Задание: Перепишите часть текста о прогрессистском движении, заменив «Историки-прогрессисты» на «Историки-современники». Начните со слов «Первое историографическое направление, предложившее» и остановитесь после слов «реформ начала ХХ в.».

Выбранный отрывок:
Сущность прогрессистского движения начала ХХ века

Сущность прогрессистского движения начала ХХ века

Все общества, прошедшие через стадию индустриализации, так или иначе приспосабливались к изменившимся обстоятельствам: взрывоподобному росту городов, распаду традиционных сообществ, возникновению гигантских корпораций, политической перегруппировке в пользу интересов крупного капитала. В США это приспособление проявилось сначала в довольно аморфном популистском, а затем в более четко артикулировавшим свои задачи прогрессистском движении конца XIX – начала ХХ вв. Прогрессистам (к числу которых принято причислять даже президентов – Т. Рузвельта и В. Вильсона) удалось добиться смягчения наиболее явных социальных противоречий, провести ряд политических и административных реформ. Однако и после прогрессистской эры американское общество серьезно отставало от Европы по уровню адаптации к вызовам индустриализма, качеству и количеству механизмов, смягчающих его негативные последствия. Принято считать, что только в период Нового Курса (1930-е гг.), а затем в результате реформ 1960-х гг., Соединенные Штаты приобрели основные черты «социального государства», да и то со значительными оговорками. Что же представляло собой прогрессистское движение? Почему оно возникло? Как можно оценить его результаты? Можно ли обвинять прогрессистов в Великой депрессии и прочих негативных социальных явлениях, с которыми США столкнулись после завершения прогрессистских реформ? Все эти вопросы обсуждались и продолжают весьма активно обсуждаться в исторической литературе. Для американских историков, не избалованных обилием исторических эпох и периодов, такое действительно массовое социальное движение, как прогрессизм, конечно же, представляет огромный интерес.

Первое историографическое направление, предложившее интерпретацию прогрессизма, черпало внутренние силы непосредственно из этого движения, было его порождением. Историки-прогрессисты просто не могли оценить прогрессизм отрицательно. Именно они предложили базовый подход к изучению данной эпохи, задавшись вопросом: какие социальные классы составляли основу прогрессистского движения? Выдвижение новых классов и социальных групп на эту роль в последующие десятилетия обычно служило поводом для «интерпретационного сдвига», переосмысления исторического значения реформ начала ХХ в.

Раздел набора данных:

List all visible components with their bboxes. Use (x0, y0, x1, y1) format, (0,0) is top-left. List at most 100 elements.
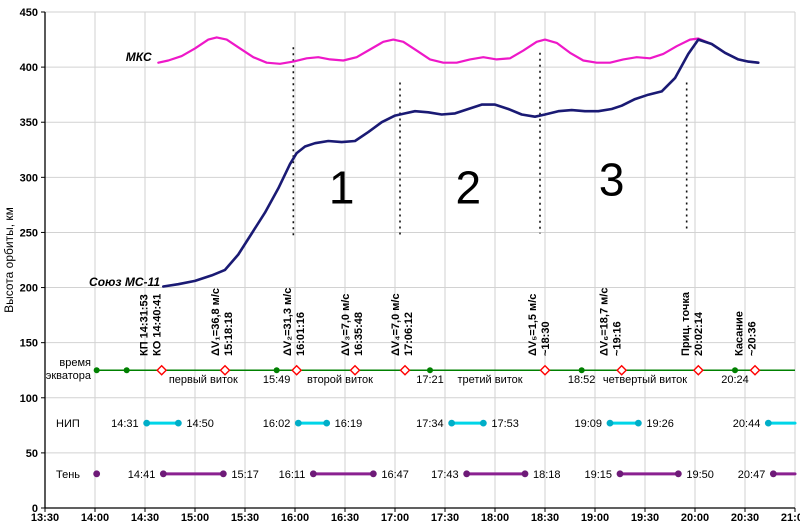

Ответ:
Первое историографическое направление, предложившее интерпретацию прогрессизма, черпало внутренние силы непосредственно из этого движения, было его порождением. Историки-современники просто не могли оценить прогрессизм отрицательно. Именно они предложили базовый подход к изучению данной эпохи, задавшись вопросом: какие социальные классы составляли основу прогрессистского движения? Выдвижение новых классов и социальных групп на эту роль в последующие десятилетия обычно служило поводом для «интерпретационного сдвига», переосмысления исторического значения реформ начала ХХ в.